** start of DATASET CONTENT **

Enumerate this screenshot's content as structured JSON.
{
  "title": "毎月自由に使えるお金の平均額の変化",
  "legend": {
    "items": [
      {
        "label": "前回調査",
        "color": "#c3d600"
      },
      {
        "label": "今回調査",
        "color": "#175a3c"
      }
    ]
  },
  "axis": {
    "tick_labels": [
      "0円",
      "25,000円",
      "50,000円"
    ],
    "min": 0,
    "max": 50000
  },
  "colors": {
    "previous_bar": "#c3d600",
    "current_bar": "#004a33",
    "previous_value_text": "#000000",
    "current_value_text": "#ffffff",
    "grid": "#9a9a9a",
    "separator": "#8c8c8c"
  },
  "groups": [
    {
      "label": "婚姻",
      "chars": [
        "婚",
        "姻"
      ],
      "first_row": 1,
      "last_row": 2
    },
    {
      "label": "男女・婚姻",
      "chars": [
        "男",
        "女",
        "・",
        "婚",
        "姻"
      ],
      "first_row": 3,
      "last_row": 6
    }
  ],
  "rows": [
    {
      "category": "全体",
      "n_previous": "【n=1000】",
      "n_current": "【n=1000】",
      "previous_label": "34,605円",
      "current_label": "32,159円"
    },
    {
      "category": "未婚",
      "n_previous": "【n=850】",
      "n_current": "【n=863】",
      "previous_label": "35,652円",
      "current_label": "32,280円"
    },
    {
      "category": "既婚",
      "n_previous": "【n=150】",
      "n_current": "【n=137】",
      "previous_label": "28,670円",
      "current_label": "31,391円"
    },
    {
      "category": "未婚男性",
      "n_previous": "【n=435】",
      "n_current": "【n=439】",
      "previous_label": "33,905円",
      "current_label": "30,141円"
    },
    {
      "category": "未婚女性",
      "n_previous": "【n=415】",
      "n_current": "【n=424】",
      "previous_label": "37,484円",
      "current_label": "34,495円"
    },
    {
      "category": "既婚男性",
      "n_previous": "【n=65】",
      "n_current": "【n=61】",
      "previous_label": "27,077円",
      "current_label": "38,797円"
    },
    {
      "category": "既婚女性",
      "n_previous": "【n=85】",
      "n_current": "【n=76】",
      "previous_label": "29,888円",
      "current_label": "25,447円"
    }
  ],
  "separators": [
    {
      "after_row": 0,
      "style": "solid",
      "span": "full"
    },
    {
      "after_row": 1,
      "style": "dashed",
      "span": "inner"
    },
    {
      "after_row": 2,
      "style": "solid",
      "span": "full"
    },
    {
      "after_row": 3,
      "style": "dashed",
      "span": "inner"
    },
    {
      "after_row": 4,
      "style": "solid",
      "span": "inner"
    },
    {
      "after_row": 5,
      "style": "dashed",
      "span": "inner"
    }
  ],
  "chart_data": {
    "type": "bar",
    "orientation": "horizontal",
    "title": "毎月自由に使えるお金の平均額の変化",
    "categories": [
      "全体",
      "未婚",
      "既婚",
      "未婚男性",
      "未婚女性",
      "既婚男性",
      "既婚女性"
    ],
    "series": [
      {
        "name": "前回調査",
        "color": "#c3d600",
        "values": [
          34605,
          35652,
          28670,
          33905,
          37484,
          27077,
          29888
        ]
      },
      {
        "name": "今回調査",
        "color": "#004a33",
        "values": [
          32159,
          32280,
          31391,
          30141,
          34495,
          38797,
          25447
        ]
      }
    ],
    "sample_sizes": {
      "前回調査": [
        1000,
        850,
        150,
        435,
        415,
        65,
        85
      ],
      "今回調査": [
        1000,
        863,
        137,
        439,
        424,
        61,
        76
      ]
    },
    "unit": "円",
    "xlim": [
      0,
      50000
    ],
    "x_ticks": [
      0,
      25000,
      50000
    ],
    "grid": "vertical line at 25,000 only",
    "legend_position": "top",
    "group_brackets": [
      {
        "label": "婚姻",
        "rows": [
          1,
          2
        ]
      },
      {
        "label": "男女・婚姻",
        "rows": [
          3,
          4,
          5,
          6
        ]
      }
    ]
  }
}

** end of DATASET CONTENT **

Pick out all lines containing the string "category".

◆ **REPLY TO THE TASK**
      "category": "全体",
      "category": "未婚",
      "category": "既婚",
      "category": "未婚男性",
      "category": "未婚女性",
      "category": "既婚男性",
      "category": "既婚女性",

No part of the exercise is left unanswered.